> _ENTRIES PROVIDED_
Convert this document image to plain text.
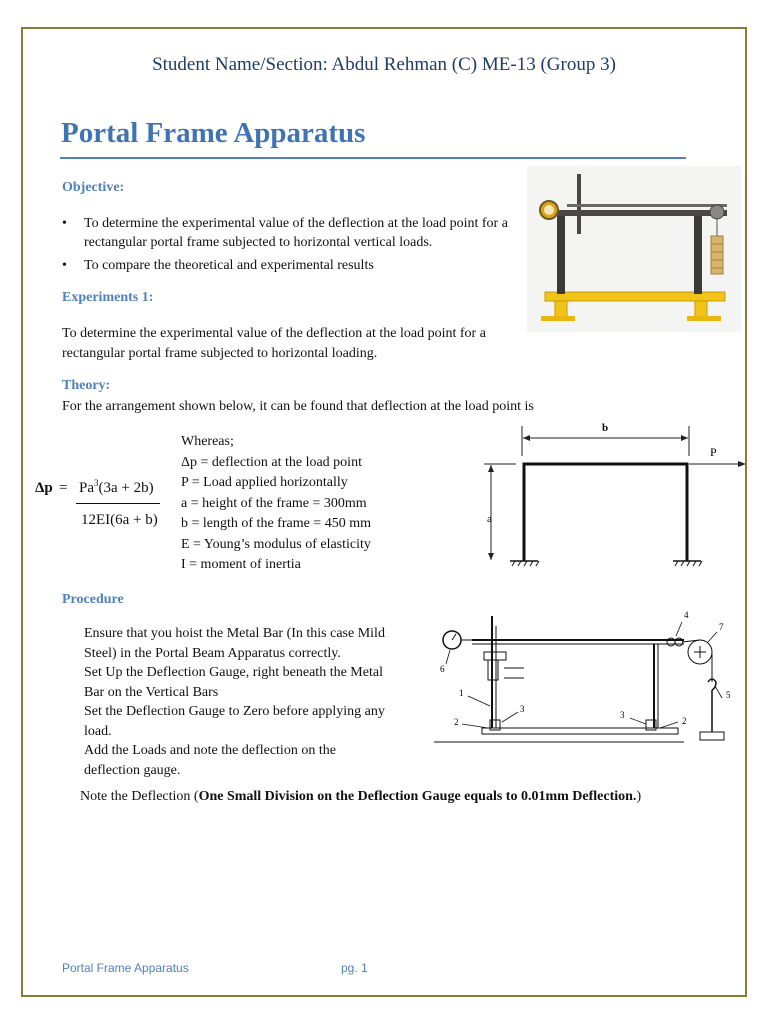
Student Name/Section: Abdul Rehman (C) ME-13 (Group 3)
Portal Frame Apparatus
Objective:
• To determine the experimental value of the deflection at the load point for a rectangular portal frame subjected to horizontal vertical loads.
• To compare the theoretical and experimental results
Experiments 1:
To determine the experimental value of the deflection at the load point for a rectangular portal frame subjected to horizontal loading.
Theory:
For the arrangement shown below, it can be found that deflection at the load point is
$\Delta p = Pa^3(3a + 2b)$
12EI(6a + b)
Whereas;
Δp = deflection at the load point
P = Load applied horizontally
a = height of the frame = 300mm
b = length of the frame = 450 mm
E = Young’s modulus of elasticity
I = moment of inertia
b
P
a
Procedure
Ensure that you hoist the Metal Bar (In this case Mild
Steel) in the Portal Beam Apparatus correctly.
Set Up the Deflection Gauge, right beneath the Metal
Bar on the Vertical Bars
Set the Deflection Gauge to Zero before applying any
load.
Add the Loads and note the deflection on the
deflection gauge.
1
2	2
3
3
4
5
6
7
Note the Deflection (One Small Division on the Deflection Gauge equals to 0.01mm Deflection.)
Portal Frame Apparatus	pg. 1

> _WHAT IS BEING ASKED_
Say how many lines contain the string "rectangular", giving nothing but the count.

> _REPLY TO THE TASK_
2